▶ THE REQUEST
Would you transcribe all of the data exactly, down to the last character?

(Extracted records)
____________________

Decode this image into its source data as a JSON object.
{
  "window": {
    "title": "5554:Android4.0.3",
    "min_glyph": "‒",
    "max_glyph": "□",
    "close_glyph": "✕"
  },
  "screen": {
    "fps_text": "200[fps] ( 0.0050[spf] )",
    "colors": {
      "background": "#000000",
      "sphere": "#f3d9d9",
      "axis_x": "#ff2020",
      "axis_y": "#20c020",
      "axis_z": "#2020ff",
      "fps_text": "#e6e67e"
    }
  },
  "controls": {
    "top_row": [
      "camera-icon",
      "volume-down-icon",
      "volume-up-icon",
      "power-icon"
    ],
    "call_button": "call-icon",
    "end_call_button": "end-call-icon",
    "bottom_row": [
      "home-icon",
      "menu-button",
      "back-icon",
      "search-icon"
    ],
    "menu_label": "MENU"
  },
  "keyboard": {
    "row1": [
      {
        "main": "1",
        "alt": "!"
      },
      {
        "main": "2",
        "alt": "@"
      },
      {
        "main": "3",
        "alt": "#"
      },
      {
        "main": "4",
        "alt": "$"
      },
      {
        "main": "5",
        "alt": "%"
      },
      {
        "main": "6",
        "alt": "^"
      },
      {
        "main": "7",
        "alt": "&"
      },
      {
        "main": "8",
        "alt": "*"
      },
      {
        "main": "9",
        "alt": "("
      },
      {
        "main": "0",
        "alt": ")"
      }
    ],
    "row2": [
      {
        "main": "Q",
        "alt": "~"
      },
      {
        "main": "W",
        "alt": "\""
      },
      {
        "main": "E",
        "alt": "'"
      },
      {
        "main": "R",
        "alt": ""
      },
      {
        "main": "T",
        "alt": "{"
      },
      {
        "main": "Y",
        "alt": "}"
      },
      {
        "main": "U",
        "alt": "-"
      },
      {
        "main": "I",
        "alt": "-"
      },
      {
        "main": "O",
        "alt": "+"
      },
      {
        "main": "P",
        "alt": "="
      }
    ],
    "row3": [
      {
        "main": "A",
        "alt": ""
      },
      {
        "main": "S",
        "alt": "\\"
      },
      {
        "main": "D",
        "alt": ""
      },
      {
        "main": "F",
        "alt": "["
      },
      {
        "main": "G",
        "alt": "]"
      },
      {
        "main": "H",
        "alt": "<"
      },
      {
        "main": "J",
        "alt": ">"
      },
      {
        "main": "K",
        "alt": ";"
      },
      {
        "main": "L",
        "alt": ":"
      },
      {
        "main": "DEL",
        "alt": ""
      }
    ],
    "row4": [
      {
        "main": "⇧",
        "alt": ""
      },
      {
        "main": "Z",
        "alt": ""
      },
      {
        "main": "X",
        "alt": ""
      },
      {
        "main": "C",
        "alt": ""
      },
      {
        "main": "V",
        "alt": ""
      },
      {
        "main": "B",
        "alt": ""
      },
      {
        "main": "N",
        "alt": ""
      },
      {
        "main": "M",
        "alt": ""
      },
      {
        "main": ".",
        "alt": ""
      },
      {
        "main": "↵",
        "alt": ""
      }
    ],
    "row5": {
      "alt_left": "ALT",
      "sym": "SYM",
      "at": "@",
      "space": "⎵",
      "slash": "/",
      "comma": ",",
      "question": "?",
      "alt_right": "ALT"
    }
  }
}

____________________

▶ THE RESPONSE
Decode this image into its source data as a JSON object.
{
  "window": {
    "title": "5554:Android4.0.3",
    "min_glyph": "‒",
    "max_glyph": "□",
    "close_glyph": "✕"
  },
  "screen": {
    "fps_text": "200[fps] ( 0.0050[spf] )",
    "colors": {
      "background": "#000000",
      "sphere": "#f3d9d9",
      "axis_x": "#ff2020",
      "axis_y": "#20c020",
      "axis_z": "#2020ff",
      "fps_text": "#e6e67e"
    }
  },
  "controls": {
    "top_row": [
      "camera-icon",
      "volume-down-icon",
      "volume-up-icon",
      "power-icon"
    ],
    "call_button": "call-icon",
    "end_call_button": "end-call-icon",
    "bottom_row": [
      "home-icon",
      "menu-button",
      "back-icon",
      "search-icon"
    ],
    "menu_label": "MENU"
  },
  "keyboard": {
    "row1": [
      {
        "main": "1",
        "alt": "!"
      },
      {
        "main": "2",
        "alt": "@"
      },
      {
        "main": "3",
        "alt": "#"
      },
      {
        "main": "4",
        "alt": "$"
      },
      {
        "main": "5",
        "alt": "%"
      },
      {
        "main": "6",
        "alt": "^"
      },
      {
        "main": "7",
        "alt": "&"
      },
      {
        "main": "8",
        "alt": "*"
      },
      {
        "main": "9",
        "alt": "("
      },
      {
        "main": "0",
        "alt": ")"
      }
    ],
    "row2": [
      {
        "main": "Q",
        "alt": "~"
      },
      {
        "main": "W",
        "alt": "\""
      },
      {
        "main": "E",
        "alt": "'"
      },
      {
        "main": "R",
        "alt": ""
      },
      {
        "main": "T",
        "alt": "{"
      },
      {
        "main": "Y",
        "alt": "}"
      },
      {
        "main": "U",
        "alt": "-"
      },
      {
        "main": "I",
        "alt": "-"
      },
      {
        "main": "O",
        "alt": "+"
      },
      {
        "main": "P",
        "alt": "="
      }
    ],
    "row3": [
      {
        "main": "A",
        "alt": ""
      },
      {
        "main": "S",
        "alt": "\\"
      },
      {
        "main": "D",
        "alt": ""
      },
      {
        "main": "F",
        "alt": "["
      },
      {
        "main": "G",
        "alt": "]"
      },
      {
        "main": "H",
        "alt": "<"
      },
      {
        "main": "J",
        "alt": ">"
      },
      {
        "main": "K",
        "alt": ";"
      },
      {
        "main": "L",
        "alt": ":"
      },
      {
        "main": "DEL",
        "alt": ""
      }
    ],
    "row4": [
      {
        "main": "⇧",
        "alt": ""
      },
      {
        "main": "Z",
        "alt": ""
      },
      {
        "main": "X",
        "alt": ""
      },
      {
        "main": "C",
        "alt": ""
      },
      {
        "main": "V",
        "alt": ""
      },
      {
        "main": "B",
        "alt": ""
      },
      {
        "main": "N",
        "alt": ""
      },
      {
        "main": "M",
        "alt": ""
      },
      {
        "main": ".",
        "alt": ""
      },
      {
        "main": "↵",
        "alt": ""
      }
    ],
    "row5": {
      "alt_left": "ALT",
      "sym": "SYM",
      "at": "@",
      "space": "⎵",
      "slash": "/",
      "comma": ",",
      "question": "?",
      "alt_right": "ALT"
    }
  }
}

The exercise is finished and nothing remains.